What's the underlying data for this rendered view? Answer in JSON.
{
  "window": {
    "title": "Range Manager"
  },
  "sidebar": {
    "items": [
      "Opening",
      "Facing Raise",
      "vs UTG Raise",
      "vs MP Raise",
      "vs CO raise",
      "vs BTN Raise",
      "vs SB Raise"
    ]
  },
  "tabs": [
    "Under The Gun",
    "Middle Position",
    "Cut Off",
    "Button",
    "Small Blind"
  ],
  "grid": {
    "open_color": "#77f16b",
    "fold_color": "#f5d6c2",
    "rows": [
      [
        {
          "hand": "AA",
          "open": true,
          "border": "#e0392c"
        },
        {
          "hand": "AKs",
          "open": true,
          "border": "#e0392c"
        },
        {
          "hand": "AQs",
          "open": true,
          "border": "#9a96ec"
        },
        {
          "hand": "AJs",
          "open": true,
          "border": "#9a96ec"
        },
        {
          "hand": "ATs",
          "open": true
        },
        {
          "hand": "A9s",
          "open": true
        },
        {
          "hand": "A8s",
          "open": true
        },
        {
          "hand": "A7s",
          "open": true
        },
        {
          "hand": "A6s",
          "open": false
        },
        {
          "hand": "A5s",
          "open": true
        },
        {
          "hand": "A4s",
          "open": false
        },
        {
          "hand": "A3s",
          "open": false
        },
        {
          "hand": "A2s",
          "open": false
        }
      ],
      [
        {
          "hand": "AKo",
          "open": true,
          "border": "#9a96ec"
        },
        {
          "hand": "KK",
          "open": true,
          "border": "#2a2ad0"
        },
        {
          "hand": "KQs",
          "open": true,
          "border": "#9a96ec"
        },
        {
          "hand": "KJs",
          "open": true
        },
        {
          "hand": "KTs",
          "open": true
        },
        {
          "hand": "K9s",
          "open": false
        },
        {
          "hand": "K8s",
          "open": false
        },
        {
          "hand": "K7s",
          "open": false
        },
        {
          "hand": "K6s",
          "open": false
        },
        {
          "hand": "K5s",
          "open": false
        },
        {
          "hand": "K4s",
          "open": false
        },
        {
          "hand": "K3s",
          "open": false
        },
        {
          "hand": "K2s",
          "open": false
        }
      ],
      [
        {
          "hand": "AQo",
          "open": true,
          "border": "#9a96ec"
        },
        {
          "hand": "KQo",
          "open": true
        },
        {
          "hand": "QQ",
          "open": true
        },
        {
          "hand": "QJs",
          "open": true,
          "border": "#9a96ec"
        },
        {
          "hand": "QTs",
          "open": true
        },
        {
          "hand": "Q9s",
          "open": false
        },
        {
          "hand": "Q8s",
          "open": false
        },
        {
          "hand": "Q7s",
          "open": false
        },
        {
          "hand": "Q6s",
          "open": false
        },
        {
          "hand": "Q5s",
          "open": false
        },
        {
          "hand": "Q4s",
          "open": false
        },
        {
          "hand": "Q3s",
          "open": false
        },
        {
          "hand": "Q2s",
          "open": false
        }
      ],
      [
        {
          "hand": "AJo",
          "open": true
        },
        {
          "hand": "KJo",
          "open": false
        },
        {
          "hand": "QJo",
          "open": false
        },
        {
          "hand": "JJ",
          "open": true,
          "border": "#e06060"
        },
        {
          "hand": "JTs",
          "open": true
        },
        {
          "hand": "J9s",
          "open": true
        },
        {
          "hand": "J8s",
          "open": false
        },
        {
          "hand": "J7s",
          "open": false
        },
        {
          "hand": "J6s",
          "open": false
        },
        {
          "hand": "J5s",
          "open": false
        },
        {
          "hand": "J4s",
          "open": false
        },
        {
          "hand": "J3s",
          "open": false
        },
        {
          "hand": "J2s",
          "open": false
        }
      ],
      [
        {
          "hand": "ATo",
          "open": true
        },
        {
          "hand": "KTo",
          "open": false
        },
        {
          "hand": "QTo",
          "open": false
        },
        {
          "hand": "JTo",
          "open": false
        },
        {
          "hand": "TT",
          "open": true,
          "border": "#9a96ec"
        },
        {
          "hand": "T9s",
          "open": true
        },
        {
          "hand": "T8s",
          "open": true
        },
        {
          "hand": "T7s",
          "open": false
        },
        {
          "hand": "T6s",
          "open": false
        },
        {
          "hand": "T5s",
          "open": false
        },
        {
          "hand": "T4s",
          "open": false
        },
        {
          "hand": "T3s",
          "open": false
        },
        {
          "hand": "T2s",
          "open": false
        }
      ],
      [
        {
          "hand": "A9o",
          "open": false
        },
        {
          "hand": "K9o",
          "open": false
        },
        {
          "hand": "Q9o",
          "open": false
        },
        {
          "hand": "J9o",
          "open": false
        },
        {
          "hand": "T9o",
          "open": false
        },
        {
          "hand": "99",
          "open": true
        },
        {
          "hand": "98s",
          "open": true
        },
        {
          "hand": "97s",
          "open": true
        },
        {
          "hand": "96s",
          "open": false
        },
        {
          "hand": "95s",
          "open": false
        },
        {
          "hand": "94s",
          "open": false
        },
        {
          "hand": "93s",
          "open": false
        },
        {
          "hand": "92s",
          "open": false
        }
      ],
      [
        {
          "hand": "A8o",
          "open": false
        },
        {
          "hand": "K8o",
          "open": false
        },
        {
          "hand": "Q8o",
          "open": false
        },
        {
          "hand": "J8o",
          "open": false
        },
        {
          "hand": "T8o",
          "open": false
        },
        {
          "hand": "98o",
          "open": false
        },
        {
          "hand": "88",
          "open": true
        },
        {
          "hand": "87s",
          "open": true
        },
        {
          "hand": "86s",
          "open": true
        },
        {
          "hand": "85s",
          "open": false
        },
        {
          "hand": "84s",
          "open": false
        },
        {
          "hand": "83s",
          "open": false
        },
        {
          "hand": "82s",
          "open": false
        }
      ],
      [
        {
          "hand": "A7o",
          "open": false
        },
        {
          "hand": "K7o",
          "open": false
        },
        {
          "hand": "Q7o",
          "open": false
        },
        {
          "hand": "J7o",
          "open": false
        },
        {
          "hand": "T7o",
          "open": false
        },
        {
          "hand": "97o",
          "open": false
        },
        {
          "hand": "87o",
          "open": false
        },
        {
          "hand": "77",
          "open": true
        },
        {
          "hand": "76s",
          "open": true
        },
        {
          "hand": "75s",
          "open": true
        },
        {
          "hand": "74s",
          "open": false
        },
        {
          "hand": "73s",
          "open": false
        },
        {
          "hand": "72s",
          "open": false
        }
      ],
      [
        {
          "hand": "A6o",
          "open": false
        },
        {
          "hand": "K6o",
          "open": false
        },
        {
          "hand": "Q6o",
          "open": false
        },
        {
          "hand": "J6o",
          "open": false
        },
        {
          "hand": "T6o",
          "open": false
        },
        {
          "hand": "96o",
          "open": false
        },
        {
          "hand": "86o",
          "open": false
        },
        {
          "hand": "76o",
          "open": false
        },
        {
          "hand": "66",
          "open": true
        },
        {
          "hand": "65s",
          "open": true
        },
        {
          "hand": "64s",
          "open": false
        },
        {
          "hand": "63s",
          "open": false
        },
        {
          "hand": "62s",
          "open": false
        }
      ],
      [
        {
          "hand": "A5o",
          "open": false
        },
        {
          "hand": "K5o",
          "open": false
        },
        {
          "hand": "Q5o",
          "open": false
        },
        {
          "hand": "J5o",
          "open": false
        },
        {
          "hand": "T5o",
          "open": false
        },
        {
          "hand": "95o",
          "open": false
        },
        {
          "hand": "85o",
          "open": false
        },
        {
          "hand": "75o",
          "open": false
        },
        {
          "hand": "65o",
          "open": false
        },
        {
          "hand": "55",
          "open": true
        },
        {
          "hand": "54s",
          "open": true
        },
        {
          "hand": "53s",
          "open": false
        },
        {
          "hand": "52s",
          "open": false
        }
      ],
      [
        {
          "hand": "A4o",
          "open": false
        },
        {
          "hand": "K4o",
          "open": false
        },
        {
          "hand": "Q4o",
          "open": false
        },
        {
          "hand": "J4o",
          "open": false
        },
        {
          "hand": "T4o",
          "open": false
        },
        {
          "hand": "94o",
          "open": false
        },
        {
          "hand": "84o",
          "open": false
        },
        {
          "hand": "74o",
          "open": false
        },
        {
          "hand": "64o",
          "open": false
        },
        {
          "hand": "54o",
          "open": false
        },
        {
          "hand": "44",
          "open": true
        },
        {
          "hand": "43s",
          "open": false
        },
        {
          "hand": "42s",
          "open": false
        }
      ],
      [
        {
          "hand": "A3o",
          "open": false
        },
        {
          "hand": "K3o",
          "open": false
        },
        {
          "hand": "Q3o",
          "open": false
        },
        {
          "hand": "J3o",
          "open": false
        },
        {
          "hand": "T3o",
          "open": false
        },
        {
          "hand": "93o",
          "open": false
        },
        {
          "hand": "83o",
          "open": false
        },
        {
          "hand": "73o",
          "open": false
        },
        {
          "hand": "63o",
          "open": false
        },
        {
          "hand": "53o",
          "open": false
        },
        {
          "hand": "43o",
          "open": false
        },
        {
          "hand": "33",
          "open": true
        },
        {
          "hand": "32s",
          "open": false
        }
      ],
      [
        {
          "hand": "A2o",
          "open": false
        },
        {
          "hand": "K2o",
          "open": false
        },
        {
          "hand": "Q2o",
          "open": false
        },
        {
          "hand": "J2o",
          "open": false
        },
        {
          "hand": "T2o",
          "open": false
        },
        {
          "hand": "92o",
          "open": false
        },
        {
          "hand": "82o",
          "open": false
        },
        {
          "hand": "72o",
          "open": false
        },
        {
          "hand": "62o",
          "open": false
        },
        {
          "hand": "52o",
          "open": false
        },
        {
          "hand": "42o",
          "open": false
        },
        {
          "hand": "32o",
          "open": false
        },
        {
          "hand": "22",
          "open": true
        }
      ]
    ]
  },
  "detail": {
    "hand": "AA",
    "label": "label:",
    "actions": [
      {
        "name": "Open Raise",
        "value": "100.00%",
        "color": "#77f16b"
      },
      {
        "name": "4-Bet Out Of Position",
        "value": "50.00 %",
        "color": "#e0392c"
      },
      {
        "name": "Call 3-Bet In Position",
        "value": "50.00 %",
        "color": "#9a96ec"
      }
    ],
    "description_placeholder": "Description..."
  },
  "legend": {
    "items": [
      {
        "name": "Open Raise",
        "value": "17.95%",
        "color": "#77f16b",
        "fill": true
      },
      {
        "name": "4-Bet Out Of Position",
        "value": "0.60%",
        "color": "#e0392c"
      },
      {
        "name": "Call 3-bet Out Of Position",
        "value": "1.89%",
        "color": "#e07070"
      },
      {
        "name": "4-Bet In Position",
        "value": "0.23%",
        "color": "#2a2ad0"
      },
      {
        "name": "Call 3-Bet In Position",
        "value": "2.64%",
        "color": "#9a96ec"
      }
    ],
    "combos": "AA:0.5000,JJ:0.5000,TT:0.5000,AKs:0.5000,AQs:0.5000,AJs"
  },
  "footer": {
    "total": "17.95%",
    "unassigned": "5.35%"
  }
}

*TASK REQUIREMENTS*
Report each line in the preceding entries that holds the string "value".

*COMPLETE ANSWER*
        "value": "100.00%",
        "value": "50.00 %",
        "value": "50.00 %",
        "value": "17.95%",
        "value": "0.60%",
        "value": "1.89%",
        "value": "0.23%",
        "value": "2.64%",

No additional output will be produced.